[Stored data]

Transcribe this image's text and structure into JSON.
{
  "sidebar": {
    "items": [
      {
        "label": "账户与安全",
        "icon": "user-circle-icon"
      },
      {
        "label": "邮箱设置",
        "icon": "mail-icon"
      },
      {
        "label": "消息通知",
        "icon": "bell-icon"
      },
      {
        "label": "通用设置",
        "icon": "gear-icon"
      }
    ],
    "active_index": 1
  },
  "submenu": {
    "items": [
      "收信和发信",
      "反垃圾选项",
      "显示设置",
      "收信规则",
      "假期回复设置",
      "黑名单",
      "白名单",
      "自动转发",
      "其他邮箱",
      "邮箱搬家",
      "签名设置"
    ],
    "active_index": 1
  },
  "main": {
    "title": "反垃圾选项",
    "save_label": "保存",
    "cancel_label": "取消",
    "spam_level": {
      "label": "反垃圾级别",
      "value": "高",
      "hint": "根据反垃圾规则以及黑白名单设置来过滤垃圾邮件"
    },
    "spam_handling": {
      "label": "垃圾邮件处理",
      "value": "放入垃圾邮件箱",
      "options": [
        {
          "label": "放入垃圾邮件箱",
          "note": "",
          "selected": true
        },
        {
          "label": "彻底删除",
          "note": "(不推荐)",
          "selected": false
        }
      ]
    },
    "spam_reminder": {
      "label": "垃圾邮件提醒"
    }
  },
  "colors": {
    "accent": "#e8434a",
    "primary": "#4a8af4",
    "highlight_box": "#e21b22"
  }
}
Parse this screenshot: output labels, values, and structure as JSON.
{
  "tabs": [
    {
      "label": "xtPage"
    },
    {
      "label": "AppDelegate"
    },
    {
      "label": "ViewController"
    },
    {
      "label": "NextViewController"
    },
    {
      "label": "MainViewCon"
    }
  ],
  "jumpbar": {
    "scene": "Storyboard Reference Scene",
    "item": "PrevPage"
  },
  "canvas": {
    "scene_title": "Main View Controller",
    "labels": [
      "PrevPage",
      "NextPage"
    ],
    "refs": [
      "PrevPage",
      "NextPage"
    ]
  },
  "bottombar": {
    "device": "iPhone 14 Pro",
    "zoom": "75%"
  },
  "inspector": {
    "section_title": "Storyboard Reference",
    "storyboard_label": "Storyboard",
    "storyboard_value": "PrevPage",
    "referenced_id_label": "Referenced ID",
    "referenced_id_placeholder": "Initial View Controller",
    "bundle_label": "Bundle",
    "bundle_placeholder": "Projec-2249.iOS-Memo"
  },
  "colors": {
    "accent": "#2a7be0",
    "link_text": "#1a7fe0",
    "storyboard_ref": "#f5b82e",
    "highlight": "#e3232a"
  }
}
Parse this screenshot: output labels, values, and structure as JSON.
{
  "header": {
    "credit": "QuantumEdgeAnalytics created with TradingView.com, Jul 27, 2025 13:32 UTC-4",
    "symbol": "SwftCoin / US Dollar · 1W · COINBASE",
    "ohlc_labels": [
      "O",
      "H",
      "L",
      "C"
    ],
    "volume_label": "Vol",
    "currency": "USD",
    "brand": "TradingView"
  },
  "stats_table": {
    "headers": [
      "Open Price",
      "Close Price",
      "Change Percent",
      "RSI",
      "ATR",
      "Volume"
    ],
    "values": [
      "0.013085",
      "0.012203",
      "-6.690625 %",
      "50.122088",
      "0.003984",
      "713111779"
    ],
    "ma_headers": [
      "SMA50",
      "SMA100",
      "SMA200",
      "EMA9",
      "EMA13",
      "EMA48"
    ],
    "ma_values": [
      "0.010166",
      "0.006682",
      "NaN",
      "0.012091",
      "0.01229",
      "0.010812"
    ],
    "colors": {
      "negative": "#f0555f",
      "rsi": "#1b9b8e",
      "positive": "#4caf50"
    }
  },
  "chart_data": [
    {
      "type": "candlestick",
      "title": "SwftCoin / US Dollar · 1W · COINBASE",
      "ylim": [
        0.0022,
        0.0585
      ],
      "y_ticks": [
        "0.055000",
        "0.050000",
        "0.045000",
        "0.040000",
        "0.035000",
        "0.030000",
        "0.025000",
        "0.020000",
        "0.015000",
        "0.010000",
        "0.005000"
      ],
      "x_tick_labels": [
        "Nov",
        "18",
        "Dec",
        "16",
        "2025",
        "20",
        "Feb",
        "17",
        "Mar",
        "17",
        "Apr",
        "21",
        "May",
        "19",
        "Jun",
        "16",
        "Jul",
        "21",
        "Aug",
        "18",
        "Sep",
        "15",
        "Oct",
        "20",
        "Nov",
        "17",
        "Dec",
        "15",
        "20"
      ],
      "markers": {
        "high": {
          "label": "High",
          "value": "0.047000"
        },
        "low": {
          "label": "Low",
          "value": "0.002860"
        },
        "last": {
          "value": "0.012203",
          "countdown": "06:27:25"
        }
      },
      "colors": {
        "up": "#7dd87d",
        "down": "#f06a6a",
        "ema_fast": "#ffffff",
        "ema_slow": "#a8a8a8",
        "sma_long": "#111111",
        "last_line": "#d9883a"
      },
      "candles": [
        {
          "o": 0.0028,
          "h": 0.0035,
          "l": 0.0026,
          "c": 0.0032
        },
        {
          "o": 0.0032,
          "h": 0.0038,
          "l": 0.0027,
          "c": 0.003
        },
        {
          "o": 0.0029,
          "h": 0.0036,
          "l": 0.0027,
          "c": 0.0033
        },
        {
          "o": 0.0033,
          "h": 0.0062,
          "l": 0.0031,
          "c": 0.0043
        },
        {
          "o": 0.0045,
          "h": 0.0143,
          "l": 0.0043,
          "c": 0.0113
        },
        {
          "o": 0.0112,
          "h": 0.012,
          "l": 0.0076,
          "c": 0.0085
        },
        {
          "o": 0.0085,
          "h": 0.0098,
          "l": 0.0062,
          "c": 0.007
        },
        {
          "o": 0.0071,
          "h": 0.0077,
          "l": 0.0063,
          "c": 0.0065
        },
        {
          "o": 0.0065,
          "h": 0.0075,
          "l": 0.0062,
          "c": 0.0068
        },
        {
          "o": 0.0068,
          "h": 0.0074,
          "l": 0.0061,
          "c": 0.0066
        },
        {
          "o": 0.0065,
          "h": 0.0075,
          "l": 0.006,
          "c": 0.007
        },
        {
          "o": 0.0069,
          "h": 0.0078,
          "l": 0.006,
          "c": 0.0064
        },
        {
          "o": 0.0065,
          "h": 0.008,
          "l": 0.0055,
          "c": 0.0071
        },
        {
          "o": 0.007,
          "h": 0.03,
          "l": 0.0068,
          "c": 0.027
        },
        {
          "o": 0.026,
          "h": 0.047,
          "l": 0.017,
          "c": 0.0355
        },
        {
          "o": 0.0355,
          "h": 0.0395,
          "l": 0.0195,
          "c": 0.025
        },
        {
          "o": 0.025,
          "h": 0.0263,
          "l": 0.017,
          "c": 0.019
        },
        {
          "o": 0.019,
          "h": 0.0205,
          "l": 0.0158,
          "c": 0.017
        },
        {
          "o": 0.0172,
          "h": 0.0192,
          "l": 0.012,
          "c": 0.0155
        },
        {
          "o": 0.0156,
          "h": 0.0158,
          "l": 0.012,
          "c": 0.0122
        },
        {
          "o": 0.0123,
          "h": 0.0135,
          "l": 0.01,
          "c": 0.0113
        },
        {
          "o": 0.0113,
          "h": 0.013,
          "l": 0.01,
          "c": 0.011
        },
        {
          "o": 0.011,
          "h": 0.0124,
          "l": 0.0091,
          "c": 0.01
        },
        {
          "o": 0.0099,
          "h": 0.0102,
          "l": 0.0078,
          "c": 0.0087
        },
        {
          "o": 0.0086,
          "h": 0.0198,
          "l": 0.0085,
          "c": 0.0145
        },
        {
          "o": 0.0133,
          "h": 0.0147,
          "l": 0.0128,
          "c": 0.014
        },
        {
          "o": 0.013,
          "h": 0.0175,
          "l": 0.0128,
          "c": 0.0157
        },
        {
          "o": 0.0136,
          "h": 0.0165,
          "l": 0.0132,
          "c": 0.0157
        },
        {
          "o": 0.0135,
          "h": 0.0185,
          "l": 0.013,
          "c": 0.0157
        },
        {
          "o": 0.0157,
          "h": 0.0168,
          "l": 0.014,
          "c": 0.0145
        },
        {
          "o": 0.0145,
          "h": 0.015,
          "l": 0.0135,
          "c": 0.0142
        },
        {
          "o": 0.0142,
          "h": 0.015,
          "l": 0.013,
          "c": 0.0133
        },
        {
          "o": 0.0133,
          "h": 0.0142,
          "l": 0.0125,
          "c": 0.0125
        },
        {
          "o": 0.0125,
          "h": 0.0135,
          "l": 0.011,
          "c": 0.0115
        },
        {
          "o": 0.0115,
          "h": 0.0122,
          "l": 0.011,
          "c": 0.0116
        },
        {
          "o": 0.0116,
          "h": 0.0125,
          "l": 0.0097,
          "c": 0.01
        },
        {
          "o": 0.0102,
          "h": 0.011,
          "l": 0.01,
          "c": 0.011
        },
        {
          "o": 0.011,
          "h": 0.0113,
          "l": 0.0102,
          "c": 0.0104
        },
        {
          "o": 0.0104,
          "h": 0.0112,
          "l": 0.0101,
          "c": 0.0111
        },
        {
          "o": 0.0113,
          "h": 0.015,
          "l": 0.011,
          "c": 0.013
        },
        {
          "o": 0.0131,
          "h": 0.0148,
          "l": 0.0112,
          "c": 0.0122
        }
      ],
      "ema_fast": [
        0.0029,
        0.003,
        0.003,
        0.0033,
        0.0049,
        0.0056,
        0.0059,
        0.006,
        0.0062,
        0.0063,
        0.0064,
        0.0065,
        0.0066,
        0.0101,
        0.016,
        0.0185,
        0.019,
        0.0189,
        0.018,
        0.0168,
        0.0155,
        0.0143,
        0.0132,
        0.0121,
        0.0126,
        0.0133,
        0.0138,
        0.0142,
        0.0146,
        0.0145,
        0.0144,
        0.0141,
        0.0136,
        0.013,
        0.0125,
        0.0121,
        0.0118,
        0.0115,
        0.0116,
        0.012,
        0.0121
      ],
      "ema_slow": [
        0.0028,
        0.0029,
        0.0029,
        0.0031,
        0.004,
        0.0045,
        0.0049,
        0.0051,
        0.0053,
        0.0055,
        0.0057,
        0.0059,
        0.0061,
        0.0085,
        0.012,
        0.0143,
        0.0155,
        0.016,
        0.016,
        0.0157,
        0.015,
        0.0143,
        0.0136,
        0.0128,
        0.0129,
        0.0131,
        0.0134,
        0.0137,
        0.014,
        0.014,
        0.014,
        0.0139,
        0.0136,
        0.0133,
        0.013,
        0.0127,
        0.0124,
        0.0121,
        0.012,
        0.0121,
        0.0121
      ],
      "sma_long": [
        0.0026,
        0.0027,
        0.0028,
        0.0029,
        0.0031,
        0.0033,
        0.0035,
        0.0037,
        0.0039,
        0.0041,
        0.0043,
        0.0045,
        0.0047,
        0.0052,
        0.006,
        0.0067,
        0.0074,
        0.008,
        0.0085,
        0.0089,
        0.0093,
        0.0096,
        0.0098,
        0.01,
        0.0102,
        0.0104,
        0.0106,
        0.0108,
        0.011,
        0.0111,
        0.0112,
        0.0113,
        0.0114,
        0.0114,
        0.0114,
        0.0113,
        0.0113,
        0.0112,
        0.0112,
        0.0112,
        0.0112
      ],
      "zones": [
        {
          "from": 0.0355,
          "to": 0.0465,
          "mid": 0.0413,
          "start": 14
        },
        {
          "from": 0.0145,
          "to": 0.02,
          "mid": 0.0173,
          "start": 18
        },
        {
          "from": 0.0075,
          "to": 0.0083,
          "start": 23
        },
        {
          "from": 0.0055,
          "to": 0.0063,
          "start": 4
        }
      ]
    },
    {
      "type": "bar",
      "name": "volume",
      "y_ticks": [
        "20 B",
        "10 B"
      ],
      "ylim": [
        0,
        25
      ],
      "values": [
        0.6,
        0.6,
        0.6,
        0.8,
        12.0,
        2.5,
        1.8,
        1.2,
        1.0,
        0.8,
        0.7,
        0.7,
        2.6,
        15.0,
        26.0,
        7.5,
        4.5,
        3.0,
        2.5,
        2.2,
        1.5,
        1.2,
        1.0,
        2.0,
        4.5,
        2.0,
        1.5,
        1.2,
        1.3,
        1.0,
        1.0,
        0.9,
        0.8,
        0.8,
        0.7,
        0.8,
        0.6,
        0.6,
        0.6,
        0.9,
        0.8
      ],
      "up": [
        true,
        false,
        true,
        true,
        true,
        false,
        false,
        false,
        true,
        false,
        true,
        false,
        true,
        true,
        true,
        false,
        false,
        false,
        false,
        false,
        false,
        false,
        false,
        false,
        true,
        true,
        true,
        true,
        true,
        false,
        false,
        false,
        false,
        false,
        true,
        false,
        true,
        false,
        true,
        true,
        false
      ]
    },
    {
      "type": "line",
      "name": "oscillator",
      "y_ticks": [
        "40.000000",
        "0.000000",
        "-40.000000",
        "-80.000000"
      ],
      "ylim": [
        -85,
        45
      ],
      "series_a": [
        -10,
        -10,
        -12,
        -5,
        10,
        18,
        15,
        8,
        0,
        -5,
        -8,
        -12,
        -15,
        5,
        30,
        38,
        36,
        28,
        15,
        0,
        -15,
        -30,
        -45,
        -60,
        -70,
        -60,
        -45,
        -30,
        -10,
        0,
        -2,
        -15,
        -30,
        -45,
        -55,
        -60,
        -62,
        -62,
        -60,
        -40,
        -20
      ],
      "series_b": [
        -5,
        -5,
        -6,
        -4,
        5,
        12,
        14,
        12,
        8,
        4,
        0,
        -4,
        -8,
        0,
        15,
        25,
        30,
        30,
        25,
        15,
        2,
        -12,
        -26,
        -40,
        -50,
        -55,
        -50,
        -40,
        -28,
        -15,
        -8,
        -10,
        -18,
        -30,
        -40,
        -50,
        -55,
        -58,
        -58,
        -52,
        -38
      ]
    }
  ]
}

**TASK TO CARRY OUT:** Pull every line containing "icon" out of the records.

**EXERCISE SOLUTION:**
        "icon": "user-circle-icon"
        "icon": "mail-icon"
        "icon": "bell-icon"
        "icon": "gear-icon"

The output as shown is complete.